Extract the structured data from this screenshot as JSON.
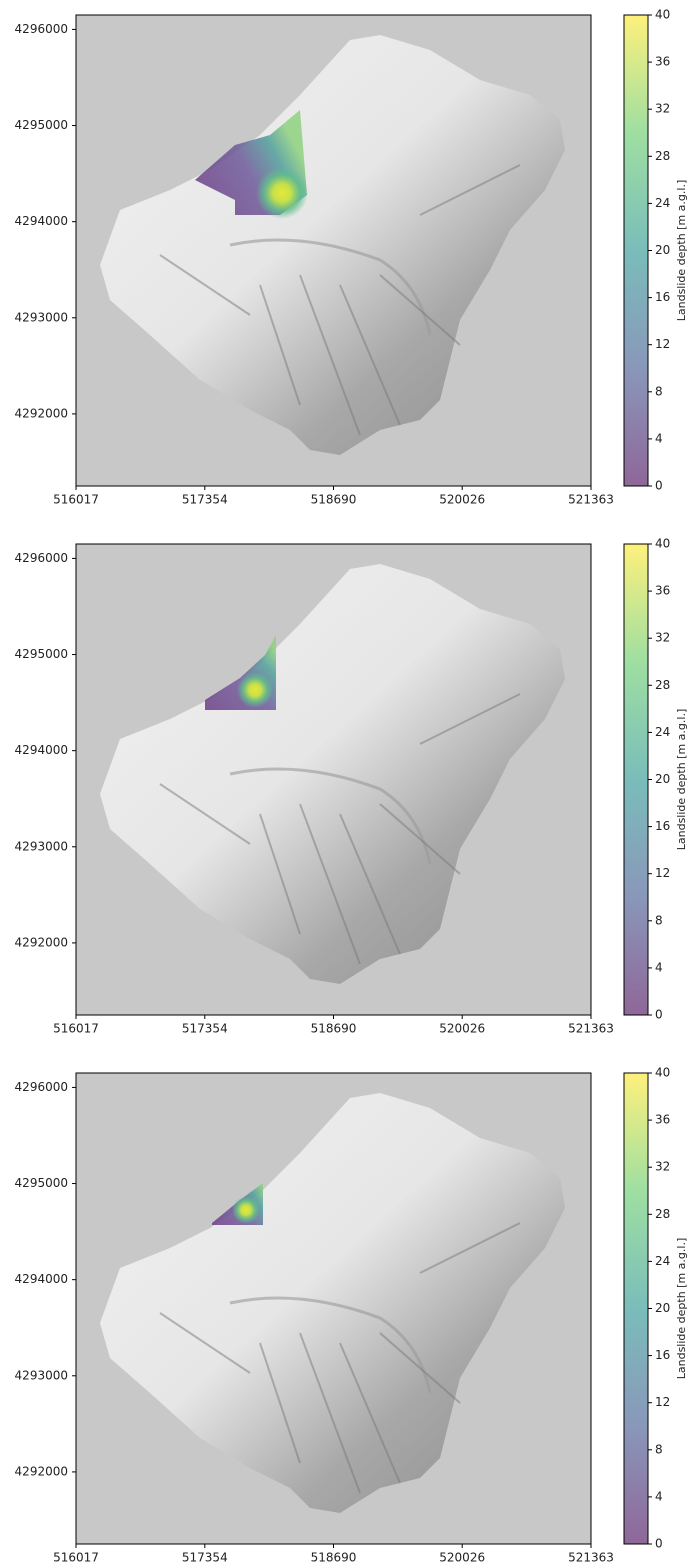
{
  "chart_data": [
    {
      "type": "map",
      "colormap": "viridis",
      "xlim": [
        516017,
        521363
      ],
      "xticks": [
        516017,
        517354,
        518690,
        520026,
        521363
      ],
      "ylim": [
        4291250,
        4296150
      ],
      "yticks": [
        4292000,
        4293000,
        4294000,
        4295000,
        4296000
      ],
      "colorbar_label": "Landslide depth [m a.g.l.]",
      "clim": [
        0,
        40
      ],
      "cticks": [
        0,
        4,
        8,
        12,
        16,
        20,
        24,
        28,
        32,
        36,
        40
      ]
    },
    {
      "type": "map",
      "colormap": "viridis",
      "xlim": [
        516017,
        521363
      ],
      "xticks": [
        516017,
        517354,
        518690,
        520026,
        521363
      ],
      "ylim": [
        4291250,
        4296150
      ],
      "yticks": [
        4292000,
        4293000,
        4294000,
        4295000,
        4296000
      ],
      "colorbar_label": "Landslide depth [m a.g.l.]",
      "clim": [
        0,
        40
      ],
      "cticks": [
        0,
        4,
        8,
        12,
        16,
        20,
        24,
        28,
        32,
        36,
        40
      ]
    },
    {
      "type": "map",
      "colormap": "viridis",
      "xlim": [
        516017,
        521363
      ],
      "xticks": [
        516017,
        517354,
        518690,
        520026,
        521363
      ],
      "ylim": [
        4291250,
        4296150
      ],
      "yticks": [
        4292000,
        4293000,
        4294000,
        4295000,
        4296000
      ],
      "colorbar_label": "Landslide depth [m a.g.l.]",
      "clim": [
        0,
        40
      ],
      "cticks": [
        0,
        4,
        8,
        12,
        16,
        20,
        24,
        28,
        32,
        36,
        40
      ]
    }
  ]
}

▸ **Task**
Transcribe the preceding listing in its entirety and with exact wording, leaving out pictures.

▸ **Result below**
Extract the structured data from this screenshot as JSON.
{
  "chart_data": [
    {
      "type": "map",
      "colormap": "viridis",
      "xlim": [
        516017,
        521363
      ],
      "xticks": [
        516017,
        517354,
        518690,
        520026,
        521363
      ],
      "ylim": [
        4291250,
        4296150
      ],
      "yticks": [
        4292000,
        4293000,
        4294000,
        4295000,
        4296000
      ],
      "colorbar_label": "Landslide depth [m a.g.l.]",
      "clim": [
        0,
        40
      ],
      "cticks": [
        0,
        4,
        8,
        12,
        16,
        20,
        24,
        28,
        32,
        36,
        40
      ]
    },
    {
      "type": "map",
      "colormap": "viridis",
      "xlim": [
        516017,
        521363
      ],
      "xticks": [
        516017,
        517354,
        518690,
        520026,
        521363
      ],
      "ylim": [
        4291250,
        4296150
      ],
      "yticks": [
        4292000,
        4293000,
        4294000,
        4295000,
        4296000
      ],
      "colorbar_label": "Landslide depth [m a.g.l.]",
      "clim": [
        0,
        40
      ],
      "cticks": [
        0,
        4,
        8,
        12,
        16,
        20,
        24,
        28,
        32,
        36,
        40
      ]
    },
    {
      "type": "map",
      "colormap": "viridis",
      "xlim": [
        516017,
        521363
      ],
      "xticks": [
        516017,
        517354,
        518690,
        520026,
        521363
      ],
      "ylim": [
        4291250,
        4296150
      ],
      "yticks": [
        4292000,
        4293000,
        4294000,
        4295000,
        4296000
      ],
      "colorbar_label": "Landslide depth [m a.g.l.]",
      "clim": [
        0,
        40
      ],
      "cticks": [
        0,
        4,
        8,
        12,
        16,
        20,
        24,
        28,
        32,
        36,
        40
      ]
    }
  ]
}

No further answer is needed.